What the task asks => Identify every line in the records below that contains the word "Positive", and reproduce each one.

★ ★ ★ ★

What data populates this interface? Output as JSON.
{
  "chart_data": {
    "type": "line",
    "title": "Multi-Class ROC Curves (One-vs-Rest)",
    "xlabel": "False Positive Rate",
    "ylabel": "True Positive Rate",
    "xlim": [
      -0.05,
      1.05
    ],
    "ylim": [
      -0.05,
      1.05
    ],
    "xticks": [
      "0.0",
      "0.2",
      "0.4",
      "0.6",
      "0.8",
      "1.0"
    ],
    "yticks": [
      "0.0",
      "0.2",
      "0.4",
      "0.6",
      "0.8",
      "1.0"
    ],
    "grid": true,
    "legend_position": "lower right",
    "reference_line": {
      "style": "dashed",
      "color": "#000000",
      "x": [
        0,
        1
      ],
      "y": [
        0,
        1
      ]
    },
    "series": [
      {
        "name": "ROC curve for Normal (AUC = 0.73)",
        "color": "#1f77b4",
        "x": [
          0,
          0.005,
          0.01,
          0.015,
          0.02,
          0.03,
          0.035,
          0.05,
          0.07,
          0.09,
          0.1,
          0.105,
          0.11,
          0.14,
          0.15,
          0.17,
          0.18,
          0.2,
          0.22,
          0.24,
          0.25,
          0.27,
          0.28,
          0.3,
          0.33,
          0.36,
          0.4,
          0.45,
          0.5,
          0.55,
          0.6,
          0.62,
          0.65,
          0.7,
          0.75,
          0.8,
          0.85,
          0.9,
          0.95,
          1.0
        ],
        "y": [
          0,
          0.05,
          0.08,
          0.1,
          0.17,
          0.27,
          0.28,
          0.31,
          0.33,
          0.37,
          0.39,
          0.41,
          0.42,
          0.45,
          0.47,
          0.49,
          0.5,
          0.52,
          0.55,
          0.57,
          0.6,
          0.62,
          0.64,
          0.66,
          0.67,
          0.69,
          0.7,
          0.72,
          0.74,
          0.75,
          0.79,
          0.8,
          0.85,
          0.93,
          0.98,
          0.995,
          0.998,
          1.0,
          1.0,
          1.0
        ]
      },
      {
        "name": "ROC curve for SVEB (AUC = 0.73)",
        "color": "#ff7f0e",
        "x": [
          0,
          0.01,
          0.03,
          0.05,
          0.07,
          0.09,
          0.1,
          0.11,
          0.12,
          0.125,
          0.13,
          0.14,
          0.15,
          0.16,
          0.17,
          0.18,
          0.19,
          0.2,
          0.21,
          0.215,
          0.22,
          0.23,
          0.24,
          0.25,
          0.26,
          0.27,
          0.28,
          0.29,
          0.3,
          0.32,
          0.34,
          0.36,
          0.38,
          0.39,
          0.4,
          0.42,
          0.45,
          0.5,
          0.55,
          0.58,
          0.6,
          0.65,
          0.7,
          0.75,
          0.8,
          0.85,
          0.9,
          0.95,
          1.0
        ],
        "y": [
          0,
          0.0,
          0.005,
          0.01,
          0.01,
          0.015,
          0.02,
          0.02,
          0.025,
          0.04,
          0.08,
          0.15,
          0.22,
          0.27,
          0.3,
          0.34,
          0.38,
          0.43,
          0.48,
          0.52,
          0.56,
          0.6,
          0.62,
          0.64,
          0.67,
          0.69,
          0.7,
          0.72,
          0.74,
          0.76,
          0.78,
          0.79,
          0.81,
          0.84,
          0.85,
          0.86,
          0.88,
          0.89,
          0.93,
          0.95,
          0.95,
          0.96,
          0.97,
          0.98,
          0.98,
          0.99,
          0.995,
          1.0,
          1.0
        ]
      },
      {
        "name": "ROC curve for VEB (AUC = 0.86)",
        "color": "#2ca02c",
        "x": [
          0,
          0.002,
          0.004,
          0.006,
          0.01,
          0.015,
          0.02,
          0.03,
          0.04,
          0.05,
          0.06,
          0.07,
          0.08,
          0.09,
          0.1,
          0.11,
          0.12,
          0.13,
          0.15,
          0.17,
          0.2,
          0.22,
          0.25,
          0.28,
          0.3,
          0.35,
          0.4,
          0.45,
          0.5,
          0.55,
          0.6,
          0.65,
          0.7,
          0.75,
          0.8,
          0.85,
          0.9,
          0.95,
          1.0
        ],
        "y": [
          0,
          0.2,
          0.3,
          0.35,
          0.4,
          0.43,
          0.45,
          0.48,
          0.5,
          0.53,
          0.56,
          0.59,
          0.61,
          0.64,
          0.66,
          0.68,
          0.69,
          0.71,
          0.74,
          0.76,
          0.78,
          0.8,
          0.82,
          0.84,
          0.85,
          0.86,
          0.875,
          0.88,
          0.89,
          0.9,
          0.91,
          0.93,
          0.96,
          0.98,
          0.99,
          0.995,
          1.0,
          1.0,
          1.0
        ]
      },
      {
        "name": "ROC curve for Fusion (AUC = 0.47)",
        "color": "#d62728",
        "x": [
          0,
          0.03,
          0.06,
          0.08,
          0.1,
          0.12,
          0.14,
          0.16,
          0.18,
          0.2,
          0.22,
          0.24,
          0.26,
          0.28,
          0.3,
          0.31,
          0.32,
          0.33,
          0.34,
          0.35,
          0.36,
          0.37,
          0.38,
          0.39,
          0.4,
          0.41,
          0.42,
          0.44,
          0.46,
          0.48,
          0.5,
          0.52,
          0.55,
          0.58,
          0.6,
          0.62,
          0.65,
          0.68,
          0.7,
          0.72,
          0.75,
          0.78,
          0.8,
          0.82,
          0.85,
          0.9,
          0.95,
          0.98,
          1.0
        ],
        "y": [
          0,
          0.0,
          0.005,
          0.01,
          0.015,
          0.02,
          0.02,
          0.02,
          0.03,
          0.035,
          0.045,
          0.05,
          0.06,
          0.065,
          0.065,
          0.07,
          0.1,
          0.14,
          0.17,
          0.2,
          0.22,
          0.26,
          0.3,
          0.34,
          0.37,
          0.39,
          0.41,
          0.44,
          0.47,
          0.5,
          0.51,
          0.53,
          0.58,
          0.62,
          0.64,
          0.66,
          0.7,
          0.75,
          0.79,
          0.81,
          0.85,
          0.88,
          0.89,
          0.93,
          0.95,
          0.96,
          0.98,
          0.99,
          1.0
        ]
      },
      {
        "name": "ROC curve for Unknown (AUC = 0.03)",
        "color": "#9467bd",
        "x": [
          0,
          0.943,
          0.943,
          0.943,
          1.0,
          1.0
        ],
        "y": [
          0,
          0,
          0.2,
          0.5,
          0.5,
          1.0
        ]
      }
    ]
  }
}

★ ★ ★ ★

Written reply =>
    "xlabel": "False Positive Rate",
    "ylabel": "True Positive Rate",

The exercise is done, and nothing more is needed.